### Written problem
Print the entries below in their entirety, exactly as they are written.

[Dataset entries]
##############################
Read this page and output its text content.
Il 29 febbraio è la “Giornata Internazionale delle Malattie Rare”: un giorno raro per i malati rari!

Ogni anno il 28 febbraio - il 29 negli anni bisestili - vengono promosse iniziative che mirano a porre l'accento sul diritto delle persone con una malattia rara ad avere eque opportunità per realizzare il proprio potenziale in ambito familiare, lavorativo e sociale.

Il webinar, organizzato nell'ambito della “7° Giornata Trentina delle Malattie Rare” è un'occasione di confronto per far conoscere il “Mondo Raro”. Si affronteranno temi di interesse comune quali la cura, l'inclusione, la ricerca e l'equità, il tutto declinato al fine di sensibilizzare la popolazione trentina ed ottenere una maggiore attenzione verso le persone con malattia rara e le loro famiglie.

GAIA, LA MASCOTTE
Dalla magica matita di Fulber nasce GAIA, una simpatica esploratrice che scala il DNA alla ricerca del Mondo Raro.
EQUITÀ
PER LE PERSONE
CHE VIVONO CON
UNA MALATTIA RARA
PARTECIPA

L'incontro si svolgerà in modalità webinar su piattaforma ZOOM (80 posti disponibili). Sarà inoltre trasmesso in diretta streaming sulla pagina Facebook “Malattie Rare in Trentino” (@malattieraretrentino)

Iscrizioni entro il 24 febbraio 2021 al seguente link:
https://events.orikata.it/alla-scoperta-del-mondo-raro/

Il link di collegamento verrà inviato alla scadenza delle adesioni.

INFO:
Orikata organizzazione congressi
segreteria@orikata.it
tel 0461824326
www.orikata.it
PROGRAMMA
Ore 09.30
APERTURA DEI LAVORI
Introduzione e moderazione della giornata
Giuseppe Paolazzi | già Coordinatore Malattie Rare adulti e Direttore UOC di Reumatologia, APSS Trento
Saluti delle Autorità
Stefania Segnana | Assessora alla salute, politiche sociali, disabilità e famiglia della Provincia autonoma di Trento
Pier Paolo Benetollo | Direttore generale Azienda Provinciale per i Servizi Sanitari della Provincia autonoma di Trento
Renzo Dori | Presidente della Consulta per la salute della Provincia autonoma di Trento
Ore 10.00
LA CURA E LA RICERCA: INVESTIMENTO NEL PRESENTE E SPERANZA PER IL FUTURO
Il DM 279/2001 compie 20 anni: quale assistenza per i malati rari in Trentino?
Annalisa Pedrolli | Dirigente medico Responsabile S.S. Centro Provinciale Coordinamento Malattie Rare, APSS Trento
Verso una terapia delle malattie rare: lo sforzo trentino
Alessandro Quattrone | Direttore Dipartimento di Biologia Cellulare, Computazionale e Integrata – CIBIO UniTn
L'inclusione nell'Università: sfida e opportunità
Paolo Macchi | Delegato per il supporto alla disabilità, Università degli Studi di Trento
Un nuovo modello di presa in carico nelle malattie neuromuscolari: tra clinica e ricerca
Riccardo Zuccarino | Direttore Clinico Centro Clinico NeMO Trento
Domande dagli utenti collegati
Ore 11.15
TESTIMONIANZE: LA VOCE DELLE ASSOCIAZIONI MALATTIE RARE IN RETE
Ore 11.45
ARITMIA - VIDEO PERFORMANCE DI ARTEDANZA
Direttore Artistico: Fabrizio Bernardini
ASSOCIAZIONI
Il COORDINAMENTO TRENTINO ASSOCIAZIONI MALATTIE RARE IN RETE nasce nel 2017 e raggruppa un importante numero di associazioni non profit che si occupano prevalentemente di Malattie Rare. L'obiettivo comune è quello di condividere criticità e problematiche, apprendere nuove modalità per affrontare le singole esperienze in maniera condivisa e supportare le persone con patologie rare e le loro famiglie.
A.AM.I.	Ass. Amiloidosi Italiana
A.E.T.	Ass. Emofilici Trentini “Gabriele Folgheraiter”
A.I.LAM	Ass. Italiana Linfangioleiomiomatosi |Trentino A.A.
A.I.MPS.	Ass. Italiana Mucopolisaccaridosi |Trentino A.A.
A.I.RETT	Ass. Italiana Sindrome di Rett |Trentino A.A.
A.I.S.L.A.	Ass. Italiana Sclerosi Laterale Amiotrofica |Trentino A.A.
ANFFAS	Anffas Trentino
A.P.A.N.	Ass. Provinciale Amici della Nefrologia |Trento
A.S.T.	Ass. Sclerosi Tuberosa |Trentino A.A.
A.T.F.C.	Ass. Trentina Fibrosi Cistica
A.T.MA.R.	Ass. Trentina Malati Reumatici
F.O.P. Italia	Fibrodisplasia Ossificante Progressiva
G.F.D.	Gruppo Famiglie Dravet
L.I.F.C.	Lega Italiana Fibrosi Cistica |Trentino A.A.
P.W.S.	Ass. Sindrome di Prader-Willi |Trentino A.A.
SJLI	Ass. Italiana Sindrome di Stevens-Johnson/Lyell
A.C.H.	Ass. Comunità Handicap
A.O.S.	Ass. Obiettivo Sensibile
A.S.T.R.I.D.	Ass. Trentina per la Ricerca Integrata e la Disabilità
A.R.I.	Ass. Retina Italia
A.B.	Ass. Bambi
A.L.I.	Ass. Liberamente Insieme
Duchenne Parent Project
##############################
### Worked answer
Read this page and output its text content.
Il 29 febbraio è la “Giornata Internazionale delle Malattie Rare”: un giorno raro per i malati rari!

Ogni anno il 28 febbraio - il 29 negli anni bisestili - vengono promosse iniziative che mirano a porre l'accento sul diritto delle persone con una malattia rara ad avere eque opportunità per realizzare il proprio potenziale in ambito familiare, lavorativo e sociale.

Il webinar, organizzato nell'ambito della “7° Giornata Trentina delle Malattie Rare” è un'occasione di confronto per far conoscere il “Mondo Raro”. Si affronteranno temi di interesse comune quali la cura, l'inclusione, la ricerca e l'equità, il tutto declinato al fine di sensibilizzare la popolazione trentina ed ottenere una maggiore attenzione verso le persone con malattia rara e le loro famiglie.

GAIA, LA MASCOTTE
Dalla magica matita di Fulber nasce GAIA, una simpatica esploratrice che scala il DNA alla ricerca del Mondo Raro.
EQUITÀ
PER LE PERSONE
CHE VIVONO CON
UNA MALATTIA RARA
PARTECIPA

L'incontro si svolgerà in modalità webinar su piattaforma ZOOM (80 posti disponibili). Sarà inoltre trasmesso in diretta streaming sulla pagina Facebook “Malattie Rare in Trentino” (@malattieraretrentino)

Iscrizioni entro il 24 febbraio 2021 al seguente link:
https://events.orikata.it/alla-scoperta-del-mondo-raro/

Il link di collegamento verrà inviato alla scadenza delle adesioni.

INFO:
Orikata organizzazione congressi
segreteria@orikata.it
tel 0461824326
www.orikata.it
PROGRAMMA
Ore 09.30
APERTURA DEI LAVORI
Introduzione e moderazione della giornata
Giuseppe Paolazzi | già Coordinatore Malattie Rare adulti e Direttore UOC di Reumatologia, APSS Trento
Saluti delle Autorità
Stefania Segnana | Assessora alla salute, politiche sociali, disabilità e famiglia della Provincia autonoma di Trento
Pier Paolo Benetollo | Direttore generale Azienda Provinciale per i Servizi Sanitari della Provincia autonoma di Trento
Renzo Dori | Presidente della Consulta per la salute della Provincia autonoma di Trento
Ore 10.00
LA CURA E LA RICERCA: INVESTIMENTO NEL PRESENTE E SPERANZA PER IL FUTURO
Il DM 279/2001 compie 20 anni: quale assistenza per i malati rari in Trentino?
Annalisa Pedrolli | Dirigente medico Responsabile S.S. Centro Provinciale Coordinamento Malattie Rare, APSS Trento
Verso una terapia delle malattie rare: lo sforzo trentino
Alessandro Quattrone | Direttore Dipartimento di Biologia Cellulare, Computazionale e Integrata – CIBIO UniTn
L'inclusione nell'Università: sfida e opportunità
Paolo Macchi | Delegato per il supporto alla disabilità, Università degli Studi di Trento
Un nuovo modello di presa in carico nelle malattie neuromuscolari: tra clinica e ricerca
Riccardo Zuccarino | Direttore Clinico Centro Clinico NeMO Trento
Domande dagli utenti collegati
Ore 11.15
TESTIMONIANZE: LA VOCE DELLE ASSOCIAZIONI MALATTIE RARE IN RETE
Ore 11.45
ARITMIA - VIDEO PERFORMANCE DI ARTEDANZA
Direttore Artistico: Fabrizio Bernardini
ASSOCIAZIONI
Il COORDINAMENTO TRENTINO ASSOCIAZIONI MALATTIE RARE IN RETE nasce nel 2017 e raggruppa un importante numero di associazioni non profit che si occupano prevalentemente di Malattie Rare. L'obiettivo comune è quello di condividere criticità e problematiche, apprendere nuove modalità per affrontare le singole esperienze in maniera condivisa e supportare le persone con patologie rare e le loro famiglie.
A.AM.I.	Ass. Amiloidosi Italiana
A.E.T.	Ass. Emofilici Trentini “Gabriele Folgheraiter”
A.I.LAM	Ass. Italiana Linfangioleiomiomatosi |Trentino A.A.
A.I.MPS.	Ass. Italiana Mucopolisaccaridosi |Trentino A.A.
A.I.RETT	Ass. Italiana Sindrome di Rett |Trentino A.A.
A.I.S.L.A.	Ass. Italiana Sclerosi Laterale Amiotrofica |Trentino A.A.
ANFFAS	Anffas Trentino
A.P.A.N.	Ass. Provinciale Amici della Nefrologia |Trento
A.S.T.	Ass. Sclerosi Tuberosa |Trentino A.A.
A.T.F.C.	Ass. Trentina Fibrosi Cistica
A.T.MA.R.	Ass. Trentina Malati Reumatici
F.O.P. Italia	Fibrodisplasia Ossificante Progressiva
G.F.D.	Gruppo Famiglie Dravet
L.I.F.C.	Lega Italiana Fibrosi Cistica |Trentino A.A.
P.W.S.	Ass. Sindrome di Prader-Willi |Trentino A.A.
SJLI	Ass. Italiana Sindrome di Stevens-Johnson/Lyell
A.C.H.	Ass. Comunità Handicap
A.O.S.	Ass. Obiettivo Sensibile
A.S.T.R.I.D.	Ass. Trentina per la Ricerca Integrata e la Disabilità
A.R.I.	Ass. Retina Italia
A.B.	Ass. Bambi
A.L.I.	Ass. Liberamente Insieme
Duchenne Parent Project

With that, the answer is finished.